DOCUMENT EXCERPT:
⟨


  1. First, you write a letter.
  2. You put the letter in an envelope.
  3. You write your name and the name of the receiver on the envelope.
  4. You put the envelope in the mailbox.
  5. The content of the mailbox will go to the central processing office of the postal service.
  6. Your envelope will be delivered to the receiver.
  7. They open the envelope and read its contents.

  If you put your letter directly in the mailbox, it won’t be delivered. Unless someone at the postal office is friendly enough to deliver it anyway, in network land it doesn’t work this way! Going from the application layer all the way down to the physical layer is what we call encapsulation. Going from the physical layer and working your way up to the application layer is called de-encapsulation.

  Now you know about the OSI model, the different layers, and the function of each layer. During peer-to-peer communication, each layer has “packets of information.” We call these protocol data units (PDU). Now every unit has a different name on the different layers:

  • Transport layer: Segments; For example, we talk about TCP segments.
  • Network layer: Packets; For example, we talk about IP packets here.
  • Data link layer: Frames; For example, we talk about Ethernet frames here.

⟩

LISTED ENTRIES:
⟨

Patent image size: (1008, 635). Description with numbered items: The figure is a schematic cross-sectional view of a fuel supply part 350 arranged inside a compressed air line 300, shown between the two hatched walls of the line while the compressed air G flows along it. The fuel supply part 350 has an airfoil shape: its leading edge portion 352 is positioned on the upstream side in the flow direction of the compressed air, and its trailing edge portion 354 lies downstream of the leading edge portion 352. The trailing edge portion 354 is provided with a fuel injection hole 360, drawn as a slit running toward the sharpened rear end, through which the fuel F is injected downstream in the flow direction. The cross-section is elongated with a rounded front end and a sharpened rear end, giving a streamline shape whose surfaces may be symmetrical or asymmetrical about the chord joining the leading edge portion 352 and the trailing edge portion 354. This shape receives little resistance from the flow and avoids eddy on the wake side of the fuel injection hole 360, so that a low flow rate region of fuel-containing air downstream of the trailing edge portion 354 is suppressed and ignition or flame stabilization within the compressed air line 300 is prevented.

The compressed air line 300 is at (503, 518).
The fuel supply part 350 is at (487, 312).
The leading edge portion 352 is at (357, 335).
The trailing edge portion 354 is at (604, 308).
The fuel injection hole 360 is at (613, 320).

⟩

WORK TO COMPLETE:
#1 In the excerpt on network encapsulation, what is the process of moving from the physical layer up to the application layer called?
#2 Extend the excerpt on network encapsulation, starting right after its final line.

RESPONSES TO THE EXERCISE:
#1 De-encapsulation.

#2
  This is just terminology, so don’t mix up talking about IP frames and Ethernet packets…

  OSI Model in Action

  All this talk about layers is nice and all, but what about some action? We can see the different layers of the OSI model in action if we capture our network traffic on our computer.

  Wireshark is a network capture tool that allows us to capture all packets we receive/transmit on our computer, and we can look at them.

  Once you have downloaded and installed Wireshark, select the “Options” in the Capture menu:

  

  You will now see an overview of all your network cards:

  

  In my case, it’s the Ethernet interface that I want to capture. Hit Start, and it will capture all packets entering and exiting this interface. It will look like this:

  

  You will see a lot of stuff, don’t worry about what you see here. As you learn more about networking, you will also learn more about the different networking protocols and their packets/frames. We will capture one single frame and take a closer look at it. To do this, we will use a filter so that Wireshark only shows this traffic:

  

  In the green bar on the top left, enter the following filter:

  http.host=="cisco.com"

  Now open your web browser and open http://cisco.com.

  Make sure you type http://cisco.com and not only cisco.com. Most websites use HTTPS by default which is encrypted.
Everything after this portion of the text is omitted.